# Exercise brief
Transcribe everything from the line containing "x-tick-label: Sun xyxy=(583,481,604,494)" down to the line containing "y-tick-label: 4000 xyxy=(22,164,50,177)", both included, with no changes.

# Stored entries
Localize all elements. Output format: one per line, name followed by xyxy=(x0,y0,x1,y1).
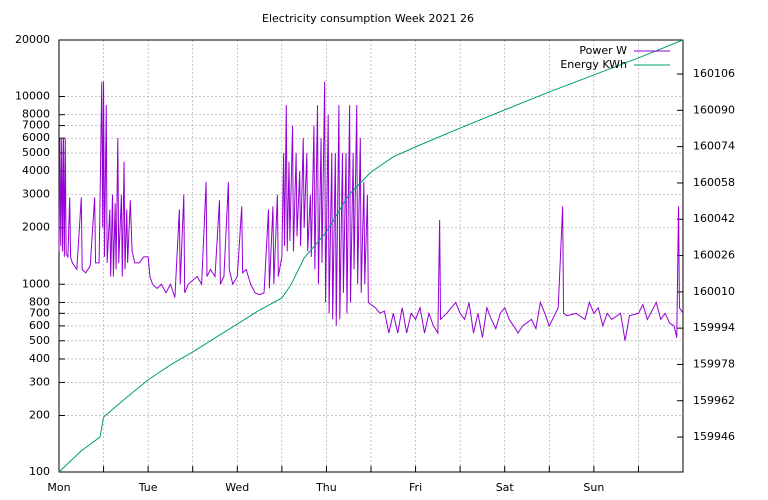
x-tick-label: Sun xyxy=(583,481,604,494)
legend-label: Power W xyxy=(579,44,627,57)
series-line xyxy=(58,39,684,473)
y-tick-label: 400 xyxy=(29,352,50,365)
y-tick-label: 8000 xyxy=(22,108,50,121)
x-tick-label: Sat xyxy=(496,481,515,494)
plot-border xyxy=(58,39,684,473)
y-tick-label: 7000 xyxy=(22,119,50,132)
y-tick-label: 5000 xyxy=(22,146,50,159)
y-tick-label: 10000 xyxy=(15,90,50,103)
y2-tick-label: 159978 xyxy=(693,357,735,370)
y-tick-label: 4000 xyxy=(22,164,50,177)
y-tick-label: 500 xyxy=(29,334,50,347)
series-line xyxy=(58,81,684,341)
y2-tick-label: 159962 xyxy=(693,394,735,407)
y-tick-label: 800 xyxy=(29,295,50,308)
legend-label: Energy KWh xyxy=(560,58,627,71)
x-tick-label: Mon xyxy=(47,481,70,494)
y-tick-label: 2000 xyxy=(22,221,50,234)
y-tick-label: 600 xyxy=(29,319,50,332)
x-tick-label: Wed xyxy=(225,481,249,494)
y2-tick-label: 160042 xyxy=(693,212,735,225)
y2-tick-label: 160026 xyxy=(693,249,735,262)
chart-title: Electricity consumption Week 2021 26 xyxy=(262,12,474,25)
x-tick-label: Fri xyxy=(409,481,422,494)
y2-tick-label: 159946 xyxy=(693,430,735,443)
y2-tick-label: 160090 xyxy=(693,103,735,116)
y-tick-label: 6000 xyxy=(22,131,50,144)
y-tick-label: 1000 xyxy=(22,277,50,290)
y-tick-label: 20000 xyxy=(15,33,50,46)
y2-tick-label: 160010 xyxy=(693,285,735,298)
y2-tick-label: 160074 xyxy=(693,140,735,153)
y-tick-label: 200 xyxy=(29,408,50,421)
x-tick-label: Thu xyxy=(315,481,337,494)
y2-tick-label: 160058 xyxy=(693,176,735,189)
y-tick-label: 700 xyxy=(29,306,50,319)
y-tick-label: 3000 xyxy=(22,188,50,201)
y-tick-label: 100 xyxy=(29,465,50,478)
y2-tick-label: 159994 xyxy=(693,321,735,334)
y2-tick-label: 160106 xyxy=(693,67,735,80)
y-tick-label: 300 xyxy=(29,375,50,388)
x-tick-label: Tue xyxy=(138,481,158,494)
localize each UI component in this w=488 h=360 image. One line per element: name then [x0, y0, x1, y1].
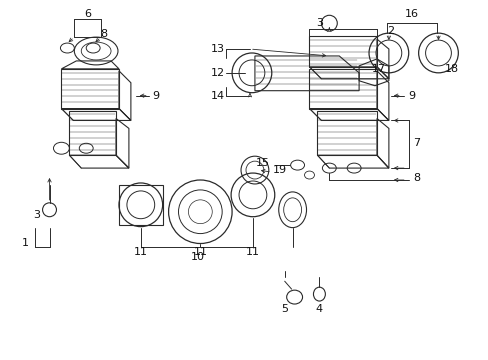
Text: 8: 8 [412, 173, 419, 183]
Text: 18: 18 [445, 64, 459, 74]
Text: 1: 1 [22, 238, 29, 248]
Text: 19: 19 [272, 165, 286, 175]
Text: 6: 6 [84, 9, 92, 19]
Text: 3: 3 [33, 210, 40, 220]
Text: 9: 9 [407, 91, 414, 101]
Text: 8: 8 [101, 29, 107, 39]
Text: 10: 10 [190, 252, 204, 262]
Text: 9: 9 [152, 91, 159, 101]
Text: 13: 13 [211, 44, 225, 54]
Text: 4: 4 [315, 304, 322, 314]
Text: 12: 12 [211, 68, 225, 78]
Text: 17: 17 [371, 64, 385, 74]
Text: 2: 2 [386, 26, 394, 36]
Text: 16: 16 [404, 9, 418, 19]
Text: 7: 7 [412, 138, 419, 148]
Text: 11: 11 [193, 247, 207, 257]
Text: 5: 5 [281, 304, 287, 314]
Text: 11: 11 [245, 247, 260, 257]
Text: 11: 11 [134, 247, 147, 257]
Text: 3: 3 [315, 18, 322, 28]
Text: 14: 14 [211, 91, 225, 101]
Text: 15: 15 [255, 158, 269, 168]
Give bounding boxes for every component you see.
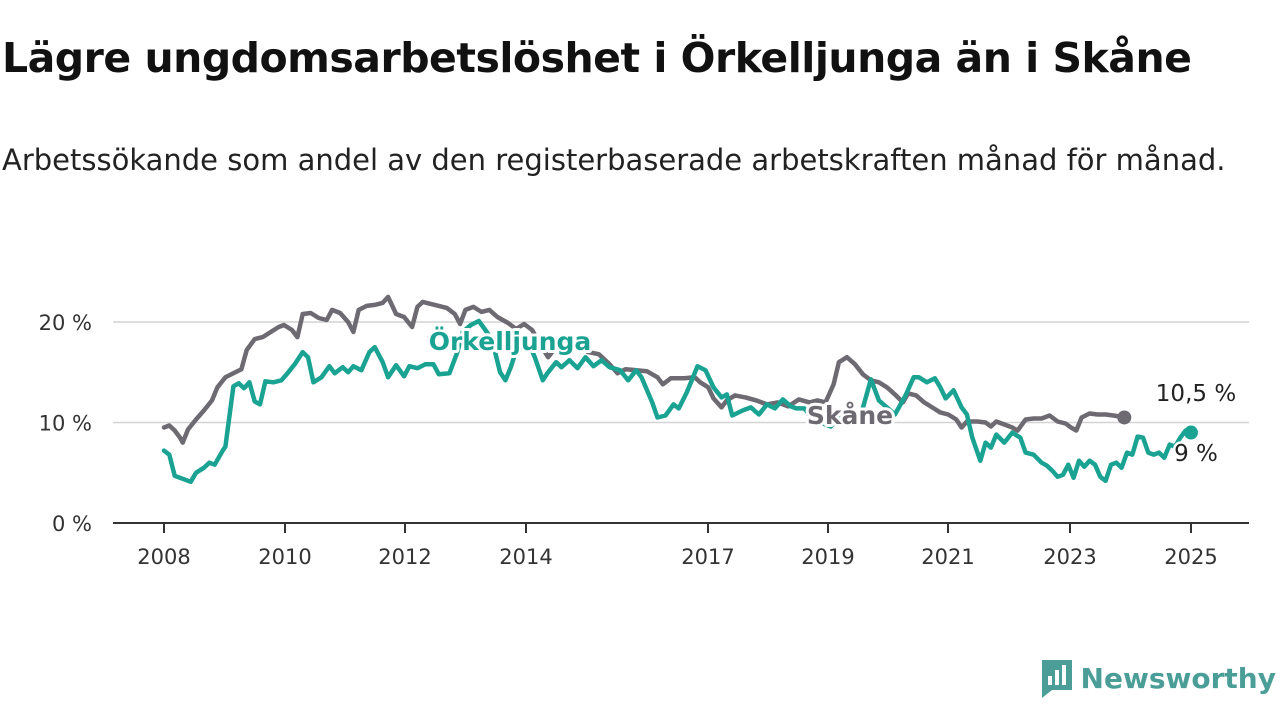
x-axis: 2008 2010 2012 2014 2017 2019 2021 2023 2025 [113, 522, 1249, 569]
series-label-orkelljunga: Örkelljunga [429, 326, 592, 356]
x-tick-label: 2025 [1164, 545, 1217, 569]
x-tick-label: 2023 [1043, 545, 1096, 569]
x-tick-label: 2014 [499, 545, 552, 569]
x-tick-label: 2010 [258, 545, 311, 569]
page-title: Lägre ungdomsarbetslöshet i Örkelljunga … [2, 34, 1192, 82]
series-line-skane [161, 294, 1127, 445]
series-lines [161, 294, 1198, 485]
series-label-skane: Skåne [807, 401, 893, 430]
brand-logo: Newsworthy [1040, 658, 1276, 698]
y-tick-label: 0 % [52, 512, 92, 536]
x-tick-label: 2012 [378, 545, 431, 569]
newsworthy-logo-icon [1041, 660, 1072, 698]
x-tick-label: 2017 [681, 545, 734, 569]
page-subtitle: Arbetssökande som andel av den registerb… [2, 143, 1226, 177]
end-value-label-orkelljunga: 9 % [1174, 441, 1218, 467]
end-value-label-skane: 10,5 % [1156, 381, 1236, 407]
brand-name: Newsworthy [1080, 661, 1276, 695]
series-labels: Örkelljunga Skåne 10,5 % 9 % [426, 323, 1239, 470]
y-tick-label: 20 % [39, 311, 92, 335]
x-tick-label: 2019 [801, 545, 854, 569]
x-tick-label: 2008 [137, 545, 190, 569]
y-tick-label: 10 % [39, 412, 92, 436]
series-line-orkelljunga [161, 318, 1194, 485]
series-end-marker [1117, 410, 1132, 425]
series-end-marker [1184, 425, 1198, 440]
y-axis: 0 % 10 % 20 % [39, 311, 92, 536]
x-tick-label: 2021 [921, 545, 974, 569]
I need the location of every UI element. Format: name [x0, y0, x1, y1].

# Task output
x-tick-label: Sun xyxy=(583,481,604,494)
legend-label: Power W xyxy=(579,44,627,57)
series-line xyxy=(58,39,684,473)
y-tick-label: 400 xyxy=(29,352,50,365)
y-tick-label: 8000 xyxy=(22,108,50,121)
x-tick-label: Sat xyxy=(496,481,515,494)
plot-border xyxy=(58,39,684,473)
y-tick-label: 7000 xyxy=(22,119,50,132)
y-tick-label: 5000 xyxy=(22,146,50,159)
y-tick-label: 10000 xyxy=(15,90,50,103)
y2-tick-label: 159978 xyxy=(693,357,735,370)
y-tick-label: 4000 xyxy=(22,164,50,177)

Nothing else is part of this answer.